§ **The task**
Emit the entire listing verbatim.

§ **Exercise input**
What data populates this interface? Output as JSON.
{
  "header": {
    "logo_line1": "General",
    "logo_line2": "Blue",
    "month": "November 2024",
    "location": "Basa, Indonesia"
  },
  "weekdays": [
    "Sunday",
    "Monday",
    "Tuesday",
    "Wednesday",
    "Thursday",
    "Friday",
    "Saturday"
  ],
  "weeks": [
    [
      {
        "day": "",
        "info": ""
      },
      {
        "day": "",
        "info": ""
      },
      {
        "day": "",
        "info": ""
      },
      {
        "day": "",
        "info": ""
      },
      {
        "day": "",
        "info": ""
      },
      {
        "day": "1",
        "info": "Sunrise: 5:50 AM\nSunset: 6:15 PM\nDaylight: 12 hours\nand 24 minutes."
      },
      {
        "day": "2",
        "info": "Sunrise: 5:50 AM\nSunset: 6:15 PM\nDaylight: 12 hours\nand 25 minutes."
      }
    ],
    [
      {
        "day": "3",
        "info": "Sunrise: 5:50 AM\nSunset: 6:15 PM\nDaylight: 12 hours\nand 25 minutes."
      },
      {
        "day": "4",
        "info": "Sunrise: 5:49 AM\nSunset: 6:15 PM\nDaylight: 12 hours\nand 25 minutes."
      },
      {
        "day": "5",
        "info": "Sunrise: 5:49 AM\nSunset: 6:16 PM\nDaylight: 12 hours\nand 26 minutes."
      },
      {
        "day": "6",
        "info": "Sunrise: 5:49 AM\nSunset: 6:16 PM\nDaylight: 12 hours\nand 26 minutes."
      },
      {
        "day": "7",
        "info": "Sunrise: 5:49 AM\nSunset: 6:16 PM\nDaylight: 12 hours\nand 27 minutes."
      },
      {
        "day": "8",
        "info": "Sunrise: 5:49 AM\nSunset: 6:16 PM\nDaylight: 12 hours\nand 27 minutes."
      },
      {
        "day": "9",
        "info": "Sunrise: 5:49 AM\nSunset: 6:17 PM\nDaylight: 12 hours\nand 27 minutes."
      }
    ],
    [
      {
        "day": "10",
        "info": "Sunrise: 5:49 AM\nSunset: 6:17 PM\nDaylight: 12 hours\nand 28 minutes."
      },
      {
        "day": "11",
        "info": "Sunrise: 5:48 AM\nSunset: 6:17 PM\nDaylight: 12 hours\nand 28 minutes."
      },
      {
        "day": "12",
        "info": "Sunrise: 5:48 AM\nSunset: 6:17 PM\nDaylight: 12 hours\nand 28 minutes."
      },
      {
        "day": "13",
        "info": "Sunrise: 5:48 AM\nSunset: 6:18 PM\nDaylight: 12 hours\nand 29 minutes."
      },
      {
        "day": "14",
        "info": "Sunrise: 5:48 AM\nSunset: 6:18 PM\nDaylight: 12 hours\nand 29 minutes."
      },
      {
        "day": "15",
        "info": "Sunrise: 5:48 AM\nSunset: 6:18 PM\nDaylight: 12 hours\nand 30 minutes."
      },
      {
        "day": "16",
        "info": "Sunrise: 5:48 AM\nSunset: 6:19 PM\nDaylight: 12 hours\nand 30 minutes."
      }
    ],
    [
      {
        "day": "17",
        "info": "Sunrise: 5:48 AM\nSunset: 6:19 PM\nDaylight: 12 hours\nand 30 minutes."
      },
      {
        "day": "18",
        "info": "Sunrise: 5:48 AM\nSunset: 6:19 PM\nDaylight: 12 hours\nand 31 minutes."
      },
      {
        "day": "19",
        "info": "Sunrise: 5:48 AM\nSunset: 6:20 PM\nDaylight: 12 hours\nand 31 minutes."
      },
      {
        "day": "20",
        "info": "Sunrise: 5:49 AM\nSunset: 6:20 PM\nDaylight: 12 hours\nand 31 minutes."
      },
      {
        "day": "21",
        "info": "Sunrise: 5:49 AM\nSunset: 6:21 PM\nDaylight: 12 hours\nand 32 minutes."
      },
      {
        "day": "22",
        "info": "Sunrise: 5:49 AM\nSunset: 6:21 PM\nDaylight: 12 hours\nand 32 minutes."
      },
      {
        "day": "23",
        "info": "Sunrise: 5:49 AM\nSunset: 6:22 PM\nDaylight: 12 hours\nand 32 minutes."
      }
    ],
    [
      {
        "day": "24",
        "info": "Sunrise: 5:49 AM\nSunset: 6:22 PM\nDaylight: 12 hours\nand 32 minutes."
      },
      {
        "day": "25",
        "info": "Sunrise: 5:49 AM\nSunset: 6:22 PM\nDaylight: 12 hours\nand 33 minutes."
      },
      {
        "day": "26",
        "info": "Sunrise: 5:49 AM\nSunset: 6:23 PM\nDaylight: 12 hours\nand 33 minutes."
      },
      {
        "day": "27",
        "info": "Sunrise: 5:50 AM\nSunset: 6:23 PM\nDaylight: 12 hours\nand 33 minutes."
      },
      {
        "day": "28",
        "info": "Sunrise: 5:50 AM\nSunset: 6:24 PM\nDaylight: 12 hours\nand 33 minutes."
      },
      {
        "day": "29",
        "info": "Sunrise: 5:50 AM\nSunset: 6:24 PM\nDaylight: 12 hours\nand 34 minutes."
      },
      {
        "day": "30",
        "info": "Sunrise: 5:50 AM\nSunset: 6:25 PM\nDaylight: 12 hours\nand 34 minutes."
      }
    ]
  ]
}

§ **Solution below**
What data populates this interface? Output as JSON.
{
  "header": {
    "logo_line1": "General",
    "logo_line2": "Blue",
    "month": "November 2024",
    "location": "Basa, Indonesia"
  },
  "weekdays": [
    "Sunday",
    "Monday",
    "Tuesday",
    "Wednesday",
    "Thursday",
    "Friday",
    "Saturday"
  ],
  "weeks": [
    [
      {
        "day": "",
        "info": ""
      },
      {
        "day": "",
        "info": ""
      },
      {
        "day": "",
        "info": ""
      },
      {
        "day": "",
        "info": ""
      },
      {
        "day": "",
        "info": ""
      },
      {
        "day": "1",
        "info": "Sunrise: 5:50 AM\nSunset: 6:15 PM\nDaylight: 12 hours\nand 24 minutes."
      },
      {
        "day": "2",
        "info": "Sunrise: 5:50 AM\nSunset: 6:15 PM\nDaylight: 12 hours\nand 25 minutes."
      }
    ],
    [
      {
        "day": "3",
        "info": "Sunrise: 5:50 AM\nSunset: 6:15 PM\nDaylight: 12 hours\nand 25 minutes."
      },
      {
        "day": "4",
        "info": "Sunrise: 5:49 AM\nSunset: 6:15 PM\nDaylight: 12 hours\nand 25 minutes."
      },
      {
        "day": "5",
        "info": "Sunrise: 5:49 AM\nSunset: 6:16 PM\nDaylight: 12 hours\nand 26 minutes."
      },
      {
        "day": "6",
        "info": "Sunrise: 5:49 AM\nSunset: 6:16 PM\nDaylight: 12 hours\nand 26 minutes."
      },
      {
        "day": "7",
        "info": "Sunrise: 5:49 AM\nSunset: 6:16 PM\nDaylight: 12 hours\nand 27 minutes."
      },
      {
        "day": "8",
        "info": "Sunrise: 5:49 AM\nSunset: 6:16 PM\nDaylight: 12 hours\nand 27 minutes."
      },
      {
        "day": "9",
        "info": "Sunrise: 5:49 AM\nSunset: 6:17 PM\nDaylight: 12 hours\nand 27 minutes."
      }
    ],
    [
      {
        "day": "10",
        "info": "Sunrise: 5:49 AM\nSunset: 6:17 PM\nDaylight: 12 hours\nand 28 minutes."
      },
      {
        "day": "11",
        "info": "Sunrise: 5:48 AM\nSunset: 6:17 PM\nDaylight: 12 hours\nand 28 minutes."
      },
      {
        "day": "12",
        "info": "Sunrise: 5:48 AM\nSunset: 6:17 PM\nDaylight: 12 hours\nand 28 minutes."
      },
      {
        "day": "13",
        "info": "Sunrise: 5:48 AM\nSunset: 6:18 PM\nDaylight: 12 hours\nand 29 minutes."
      },
      {
        "day": "14",
        "info": "Sunrise: 5:48 AM\nSunset: 6:18 PM\nDaylight: 12 hours\nand 29 minutes."
      },
      {
        "day": "15",
        "info": "Sunrise: 5:48 AM\nSunset: 6:18 PM\nDaylight: 12 hours\nand 30 minutes."
      },
      {
        "day": "16",
        "info": "Sunrise: 5:48 AM\nSunset: 6:19 PM\nDaylight: 12 hours\nand 30 minutes."
      }
    ],
    [
      {
        "day": "17",
        "info": "Sunrise: 5:48 AM\nSunset: 6:19 PM\nDaylight: 12 hours\nand 30 minutes."
      },
      {
        "day": "18",
        "info": "Sunrise: 5:48 AM\nSunset: 6:19 PM\nDaylight: 12 hours\nand 31 minutes."
      },
      {
        "day": "19",
        "info": "Sunrise: 5:48 AM\nSunset: 6:20 PM\nDaylight: 12 hours\nand 31 minutes."
      },
      {
        "day": "20",
        "info": "Sunrise: 5:49 AM\nSunset: 6:20 PM\nDaylight: 12 hours\nand 31 minutes."
      },
      {
        "day": "21",
        "info": "Sunrise: 5:49 AM\nSunset: 6:21 PM\nDaylight: 12 hours\nand 32 minutes."
      },
      {
        "day": "22",
        "info": "Sunrise: 5:49 AM\nSunset: 6:21 PM\nDaylight: 12 hours\nand 32 minutes."
      },
      {
        "day": "23",
        "info": "Sunrise: 5:49 AM\nSunset: 6:22 PM\nDaylight: 12 hours\nand 32 minutes."
      }
    ],
    [
      {
        "day": "24",
        "info": "Sunrise: 5:49 AM\nSunset: 6:22 PM\nDaylight: 12 hours\nand 32 minutes."
      },
      {
        "day": "25",
        "info": "Sunrise: 5:49 AM\nSunset: 6:22 PM\nDaylight: 12 hours\nand 33 minutes."
      },
      {
        "day": "26",
        "info": "Sunrise: 5:49 AM\nSunset: 6:23 PM\nDaylight: 12 hours\nand 33 minutes."
      },
      {
        "day": "27",
        "info": "Sunrise: 5:50 AM\nSunset: 6:23 PM\nDaylight: 12 hours\nand 33 minutes."
      },
      {
        "day": "28",
        "info": "Sunrise: 5:50 AM\nSunset: 6:24 PM\nDaylight: 12 hours\nand 33 minutes."
      },
      {
        "day": "29",
        "info": "Sunrise: 5:50 AM\nSunset: 6:24 PM\nDaylight: 12 hours\nand 34 minutes."
      },
      {
        "day": "30",
        "info": "Sunrise: 5:50 AM\nSunset: 6:25 PM\nDaylight: 12 hours\nand 34 minutes."
      }
    ]
  ]
}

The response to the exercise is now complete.